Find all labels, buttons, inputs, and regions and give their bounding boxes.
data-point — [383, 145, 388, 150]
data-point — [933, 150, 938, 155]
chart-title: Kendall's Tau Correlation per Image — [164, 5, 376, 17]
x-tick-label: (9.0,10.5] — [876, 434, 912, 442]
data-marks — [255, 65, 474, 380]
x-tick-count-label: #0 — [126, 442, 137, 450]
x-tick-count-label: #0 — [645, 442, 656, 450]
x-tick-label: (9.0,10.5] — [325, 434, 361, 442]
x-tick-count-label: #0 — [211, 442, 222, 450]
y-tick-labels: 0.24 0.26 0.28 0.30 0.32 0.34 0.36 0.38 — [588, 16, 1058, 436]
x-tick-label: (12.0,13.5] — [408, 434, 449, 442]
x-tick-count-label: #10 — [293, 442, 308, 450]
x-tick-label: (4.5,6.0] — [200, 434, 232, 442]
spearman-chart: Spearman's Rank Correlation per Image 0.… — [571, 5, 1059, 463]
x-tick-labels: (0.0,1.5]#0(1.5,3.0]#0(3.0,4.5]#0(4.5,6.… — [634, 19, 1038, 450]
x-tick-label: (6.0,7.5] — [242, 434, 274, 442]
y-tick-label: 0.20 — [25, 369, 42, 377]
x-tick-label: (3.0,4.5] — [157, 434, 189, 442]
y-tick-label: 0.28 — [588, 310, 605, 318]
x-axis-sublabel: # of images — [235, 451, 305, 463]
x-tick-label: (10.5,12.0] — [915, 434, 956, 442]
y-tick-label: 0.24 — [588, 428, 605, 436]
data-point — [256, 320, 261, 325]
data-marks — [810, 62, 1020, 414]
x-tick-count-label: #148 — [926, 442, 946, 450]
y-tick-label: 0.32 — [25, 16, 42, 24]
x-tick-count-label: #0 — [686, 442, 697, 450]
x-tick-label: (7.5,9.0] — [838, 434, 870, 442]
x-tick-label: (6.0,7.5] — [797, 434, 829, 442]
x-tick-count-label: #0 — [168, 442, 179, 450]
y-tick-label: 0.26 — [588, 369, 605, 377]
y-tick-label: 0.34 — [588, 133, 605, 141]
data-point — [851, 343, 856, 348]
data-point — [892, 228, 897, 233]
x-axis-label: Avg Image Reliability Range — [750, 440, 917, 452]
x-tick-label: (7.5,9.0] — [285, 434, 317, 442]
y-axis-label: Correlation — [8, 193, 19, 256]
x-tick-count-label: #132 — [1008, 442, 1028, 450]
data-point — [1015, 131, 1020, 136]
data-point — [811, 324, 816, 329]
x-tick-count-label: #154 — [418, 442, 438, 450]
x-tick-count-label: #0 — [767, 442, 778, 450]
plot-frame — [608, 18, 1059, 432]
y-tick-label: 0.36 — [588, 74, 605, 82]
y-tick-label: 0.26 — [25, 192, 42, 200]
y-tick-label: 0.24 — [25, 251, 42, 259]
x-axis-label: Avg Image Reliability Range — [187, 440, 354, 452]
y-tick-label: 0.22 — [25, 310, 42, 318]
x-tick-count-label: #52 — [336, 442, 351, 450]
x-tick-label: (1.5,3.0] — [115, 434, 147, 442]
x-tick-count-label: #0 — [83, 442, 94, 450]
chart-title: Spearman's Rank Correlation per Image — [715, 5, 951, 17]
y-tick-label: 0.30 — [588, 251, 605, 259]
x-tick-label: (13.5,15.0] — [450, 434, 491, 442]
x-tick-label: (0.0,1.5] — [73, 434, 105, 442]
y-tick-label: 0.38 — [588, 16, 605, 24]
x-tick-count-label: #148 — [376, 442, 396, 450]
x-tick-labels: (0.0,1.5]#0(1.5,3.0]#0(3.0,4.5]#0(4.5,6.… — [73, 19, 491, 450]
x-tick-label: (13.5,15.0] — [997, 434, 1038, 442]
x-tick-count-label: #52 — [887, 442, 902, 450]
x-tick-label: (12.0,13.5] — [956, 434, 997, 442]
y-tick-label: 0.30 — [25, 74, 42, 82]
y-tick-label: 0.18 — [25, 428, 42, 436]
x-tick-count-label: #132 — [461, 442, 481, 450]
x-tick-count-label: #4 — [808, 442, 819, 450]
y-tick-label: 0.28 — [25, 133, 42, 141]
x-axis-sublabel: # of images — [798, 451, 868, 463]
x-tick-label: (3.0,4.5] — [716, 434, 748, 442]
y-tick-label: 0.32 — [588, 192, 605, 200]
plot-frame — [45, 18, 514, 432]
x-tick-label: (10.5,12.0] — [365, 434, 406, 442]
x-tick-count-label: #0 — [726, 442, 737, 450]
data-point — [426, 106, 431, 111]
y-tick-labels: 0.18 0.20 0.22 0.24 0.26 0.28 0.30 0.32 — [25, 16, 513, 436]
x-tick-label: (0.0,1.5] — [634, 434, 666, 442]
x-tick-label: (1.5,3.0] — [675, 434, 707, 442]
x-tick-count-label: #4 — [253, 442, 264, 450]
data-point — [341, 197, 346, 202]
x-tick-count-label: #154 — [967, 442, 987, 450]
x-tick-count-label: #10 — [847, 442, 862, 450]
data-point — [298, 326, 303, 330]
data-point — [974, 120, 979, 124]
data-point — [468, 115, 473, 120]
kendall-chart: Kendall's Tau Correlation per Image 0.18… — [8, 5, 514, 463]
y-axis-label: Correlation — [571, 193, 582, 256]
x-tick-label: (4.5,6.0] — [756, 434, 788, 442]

- _What to work on_:
Reproduce the items word for word, starting at the first line and ending at the line that contains "x-tick-label: (12.0,13.5] — [408, 434, 449, 442]", with both of those lines included.

- _Solution to this task_:
Find all labels, buttons, inputs, and regions and give their bounding boxes.
data-point — [383, 145, 388, 150]
data-point — [933, 150, 938, 155]
chart-title: Kendall's Tau Correlation per Image — [164, 5, 376, 17]
x-tick-label: (9.0,10.5] — [876, 434, 912, 442]
data-marks — [255, 65, 474, 380]
x-tick-count-label: #0 — [126, 442, 137, 450]
x-tick-count-label: #0 — [645, 442, 656, 450]
x-tick-label: (9.0,10.5] — [325, 434, 361, 442]
x-tick-count-label: #0 — [211, 442, 222, 450]
y-tick-labels: 0.24 0.26 0.28 0.30 0.32 0.34 0.36 0.38 — [588, 16, 1058, 436]
x-tick-label: (12.0,13.5] — [408, 434, 449, 442]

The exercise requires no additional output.